Stored records:
▼
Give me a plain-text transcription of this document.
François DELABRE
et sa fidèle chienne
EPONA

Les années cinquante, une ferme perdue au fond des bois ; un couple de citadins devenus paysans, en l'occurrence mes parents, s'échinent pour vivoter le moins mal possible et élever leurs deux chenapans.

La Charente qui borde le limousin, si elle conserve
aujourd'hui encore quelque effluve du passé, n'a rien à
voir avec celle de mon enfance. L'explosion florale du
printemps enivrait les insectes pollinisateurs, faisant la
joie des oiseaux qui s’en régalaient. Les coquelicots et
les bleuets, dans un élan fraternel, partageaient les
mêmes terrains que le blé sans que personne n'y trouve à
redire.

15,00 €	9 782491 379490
▲
WRITTEN PROBLEM
Output the full listing exactly as it stands.

TASK ANSWER
Give me a plain-text transcription of this document.
François DELABRE
et sa fidèle chienne
EPONA

Les années cinquante, une ferme perdue au fond des bois ; un couple de citadins devenus paysans, en l'occurrence mes parents, s'échinent pour vivoter le moins mal possible et élever leurs deux chenapans.

La Charente qui borde le limousin, si elle conserve
aujourd'hui encore quelque effluve du passé, n'a rien à
voir avec celle de mon enfance. L'explosion florale du
printemps enivrait les insectes pollinisateurs, faisant la
joie des oiseaux qui s’en régalaient. Les coquelicots et
les bleuets, dans un élan fraternel, partageaient les
mêmes terrains que le blé sans que personne n'y trouve à
redire.

15,00 €	9 782491 379490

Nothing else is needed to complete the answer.